» **Exercise prompt**
Locate every line in the material below that has the word "this". Copy each of those lines.

» **Extracted material**
■ ■ ■ ■ ■
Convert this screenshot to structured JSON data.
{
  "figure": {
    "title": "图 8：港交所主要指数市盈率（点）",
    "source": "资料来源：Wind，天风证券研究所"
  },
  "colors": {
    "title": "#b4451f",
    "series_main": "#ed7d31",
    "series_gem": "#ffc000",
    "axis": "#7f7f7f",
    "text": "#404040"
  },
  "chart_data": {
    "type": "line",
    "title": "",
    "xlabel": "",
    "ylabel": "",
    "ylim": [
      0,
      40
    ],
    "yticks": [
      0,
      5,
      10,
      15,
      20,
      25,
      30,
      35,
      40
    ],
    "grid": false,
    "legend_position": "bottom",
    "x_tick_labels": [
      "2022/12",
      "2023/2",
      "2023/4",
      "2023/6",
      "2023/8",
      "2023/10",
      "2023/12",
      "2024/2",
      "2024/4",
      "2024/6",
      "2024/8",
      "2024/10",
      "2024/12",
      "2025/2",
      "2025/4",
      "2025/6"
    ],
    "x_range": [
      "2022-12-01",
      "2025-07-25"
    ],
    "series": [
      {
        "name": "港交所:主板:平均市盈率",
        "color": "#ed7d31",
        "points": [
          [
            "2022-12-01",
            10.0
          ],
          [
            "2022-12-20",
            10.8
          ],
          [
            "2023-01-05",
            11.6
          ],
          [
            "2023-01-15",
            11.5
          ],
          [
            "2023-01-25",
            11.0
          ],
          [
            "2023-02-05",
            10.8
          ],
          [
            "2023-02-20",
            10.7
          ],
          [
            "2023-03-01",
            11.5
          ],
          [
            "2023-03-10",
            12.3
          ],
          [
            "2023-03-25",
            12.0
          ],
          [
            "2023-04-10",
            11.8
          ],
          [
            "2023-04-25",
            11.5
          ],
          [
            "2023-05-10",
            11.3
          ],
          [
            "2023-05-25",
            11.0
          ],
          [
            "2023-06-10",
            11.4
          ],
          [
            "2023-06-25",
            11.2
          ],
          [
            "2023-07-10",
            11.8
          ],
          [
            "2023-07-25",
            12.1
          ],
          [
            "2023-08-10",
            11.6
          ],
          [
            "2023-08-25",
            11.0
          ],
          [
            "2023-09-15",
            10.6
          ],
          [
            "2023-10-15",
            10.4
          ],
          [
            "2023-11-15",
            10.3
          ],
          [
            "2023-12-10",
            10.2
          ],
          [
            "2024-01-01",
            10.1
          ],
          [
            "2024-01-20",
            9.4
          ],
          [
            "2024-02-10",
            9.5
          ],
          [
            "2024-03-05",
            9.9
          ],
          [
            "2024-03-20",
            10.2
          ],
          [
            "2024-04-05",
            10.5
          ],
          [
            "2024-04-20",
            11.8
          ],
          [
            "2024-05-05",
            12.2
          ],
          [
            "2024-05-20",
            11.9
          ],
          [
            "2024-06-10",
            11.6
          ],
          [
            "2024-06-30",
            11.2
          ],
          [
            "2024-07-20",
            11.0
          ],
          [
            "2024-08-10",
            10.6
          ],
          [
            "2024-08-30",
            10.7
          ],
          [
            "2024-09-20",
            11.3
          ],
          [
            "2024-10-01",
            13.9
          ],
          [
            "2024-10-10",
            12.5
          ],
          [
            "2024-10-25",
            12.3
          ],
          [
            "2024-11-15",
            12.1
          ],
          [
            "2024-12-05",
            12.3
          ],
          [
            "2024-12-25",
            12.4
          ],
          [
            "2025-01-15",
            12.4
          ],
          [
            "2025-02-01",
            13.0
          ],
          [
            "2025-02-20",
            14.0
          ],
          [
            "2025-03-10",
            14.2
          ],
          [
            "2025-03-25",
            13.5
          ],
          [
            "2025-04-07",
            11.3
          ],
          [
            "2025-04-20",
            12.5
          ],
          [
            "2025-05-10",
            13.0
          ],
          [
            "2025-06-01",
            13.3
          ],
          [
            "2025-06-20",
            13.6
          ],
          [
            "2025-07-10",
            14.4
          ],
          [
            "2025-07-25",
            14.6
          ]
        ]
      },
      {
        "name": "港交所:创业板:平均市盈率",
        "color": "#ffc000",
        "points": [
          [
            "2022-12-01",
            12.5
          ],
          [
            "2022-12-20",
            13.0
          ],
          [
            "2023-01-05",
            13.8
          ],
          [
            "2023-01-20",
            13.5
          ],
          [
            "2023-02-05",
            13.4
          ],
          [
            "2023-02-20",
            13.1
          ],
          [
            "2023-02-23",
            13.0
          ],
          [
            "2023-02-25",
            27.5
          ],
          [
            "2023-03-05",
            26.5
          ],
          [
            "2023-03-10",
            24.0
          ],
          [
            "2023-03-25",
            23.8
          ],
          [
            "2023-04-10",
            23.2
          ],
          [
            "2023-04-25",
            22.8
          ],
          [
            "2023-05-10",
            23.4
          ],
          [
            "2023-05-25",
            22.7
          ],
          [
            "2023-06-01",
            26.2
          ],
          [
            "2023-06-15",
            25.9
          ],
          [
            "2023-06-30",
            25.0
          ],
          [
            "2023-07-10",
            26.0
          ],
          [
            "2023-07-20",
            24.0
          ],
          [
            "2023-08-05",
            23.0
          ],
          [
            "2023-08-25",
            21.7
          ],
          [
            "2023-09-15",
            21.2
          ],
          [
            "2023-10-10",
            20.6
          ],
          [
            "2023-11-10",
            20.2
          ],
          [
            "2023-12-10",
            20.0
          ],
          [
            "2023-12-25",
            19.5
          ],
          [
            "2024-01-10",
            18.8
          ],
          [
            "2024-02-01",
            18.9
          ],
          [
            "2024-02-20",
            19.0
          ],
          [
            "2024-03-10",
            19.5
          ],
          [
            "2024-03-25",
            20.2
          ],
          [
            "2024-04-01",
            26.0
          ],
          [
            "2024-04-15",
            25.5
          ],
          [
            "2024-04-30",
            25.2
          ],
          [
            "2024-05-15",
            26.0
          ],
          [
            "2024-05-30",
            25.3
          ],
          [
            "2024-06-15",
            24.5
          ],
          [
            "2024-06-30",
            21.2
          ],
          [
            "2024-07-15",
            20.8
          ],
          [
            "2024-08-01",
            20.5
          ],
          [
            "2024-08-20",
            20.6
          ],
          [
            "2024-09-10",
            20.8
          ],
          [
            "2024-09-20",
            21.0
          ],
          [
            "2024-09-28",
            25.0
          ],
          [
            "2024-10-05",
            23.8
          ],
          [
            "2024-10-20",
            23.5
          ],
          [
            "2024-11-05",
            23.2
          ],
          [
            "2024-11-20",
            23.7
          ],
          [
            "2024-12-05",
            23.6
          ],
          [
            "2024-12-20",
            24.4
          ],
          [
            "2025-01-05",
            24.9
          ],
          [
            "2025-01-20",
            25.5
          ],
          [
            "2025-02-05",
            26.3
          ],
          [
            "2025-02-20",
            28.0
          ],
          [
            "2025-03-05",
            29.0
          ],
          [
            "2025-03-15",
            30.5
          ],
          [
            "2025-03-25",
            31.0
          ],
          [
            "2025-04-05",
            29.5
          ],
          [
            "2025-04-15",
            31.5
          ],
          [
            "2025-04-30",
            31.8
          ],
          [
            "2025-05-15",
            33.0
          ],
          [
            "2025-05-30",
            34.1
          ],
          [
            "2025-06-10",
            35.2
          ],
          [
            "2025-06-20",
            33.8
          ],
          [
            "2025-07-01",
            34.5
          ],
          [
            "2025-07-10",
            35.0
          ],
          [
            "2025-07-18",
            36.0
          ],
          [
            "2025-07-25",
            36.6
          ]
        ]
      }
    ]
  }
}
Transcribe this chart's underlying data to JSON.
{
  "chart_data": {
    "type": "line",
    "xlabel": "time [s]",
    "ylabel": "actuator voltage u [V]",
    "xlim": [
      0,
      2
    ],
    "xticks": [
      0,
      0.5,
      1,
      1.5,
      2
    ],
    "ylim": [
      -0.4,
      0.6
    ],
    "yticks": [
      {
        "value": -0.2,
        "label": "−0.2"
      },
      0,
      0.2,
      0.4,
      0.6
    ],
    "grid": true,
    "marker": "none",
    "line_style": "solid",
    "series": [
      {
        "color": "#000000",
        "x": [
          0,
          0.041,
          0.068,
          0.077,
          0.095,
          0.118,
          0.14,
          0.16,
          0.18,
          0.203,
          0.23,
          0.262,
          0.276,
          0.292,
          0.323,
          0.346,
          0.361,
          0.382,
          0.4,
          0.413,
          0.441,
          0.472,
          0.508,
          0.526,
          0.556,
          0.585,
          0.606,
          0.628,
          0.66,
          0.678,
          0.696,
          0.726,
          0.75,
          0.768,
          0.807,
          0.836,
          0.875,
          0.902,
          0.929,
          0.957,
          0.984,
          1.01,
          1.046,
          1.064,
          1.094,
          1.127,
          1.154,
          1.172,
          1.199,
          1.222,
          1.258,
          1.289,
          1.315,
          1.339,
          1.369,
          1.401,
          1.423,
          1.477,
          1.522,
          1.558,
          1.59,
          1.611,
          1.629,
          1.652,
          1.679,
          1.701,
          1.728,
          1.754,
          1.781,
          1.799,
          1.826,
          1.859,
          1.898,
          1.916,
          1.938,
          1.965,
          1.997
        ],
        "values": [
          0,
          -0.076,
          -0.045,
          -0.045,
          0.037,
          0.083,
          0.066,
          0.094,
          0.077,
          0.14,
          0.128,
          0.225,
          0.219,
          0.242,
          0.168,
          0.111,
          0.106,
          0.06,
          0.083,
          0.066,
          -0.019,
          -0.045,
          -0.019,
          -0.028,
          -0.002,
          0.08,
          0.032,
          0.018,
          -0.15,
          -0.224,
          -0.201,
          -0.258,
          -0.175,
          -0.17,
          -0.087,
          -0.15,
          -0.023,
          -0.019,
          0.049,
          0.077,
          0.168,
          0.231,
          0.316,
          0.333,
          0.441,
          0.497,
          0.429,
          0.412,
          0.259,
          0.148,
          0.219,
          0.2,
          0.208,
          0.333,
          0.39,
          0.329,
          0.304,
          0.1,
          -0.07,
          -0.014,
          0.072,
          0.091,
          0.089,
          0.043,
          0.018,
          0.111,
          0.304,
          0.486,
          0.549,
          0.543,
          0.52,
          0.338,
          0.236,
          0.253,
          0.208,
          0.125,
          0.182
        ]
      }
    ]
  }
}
■ ■ ■ ■ ■
» **Task result**
Convert this screenshot to structured JSON data.
Transcribe this chart's underlying data to JSON.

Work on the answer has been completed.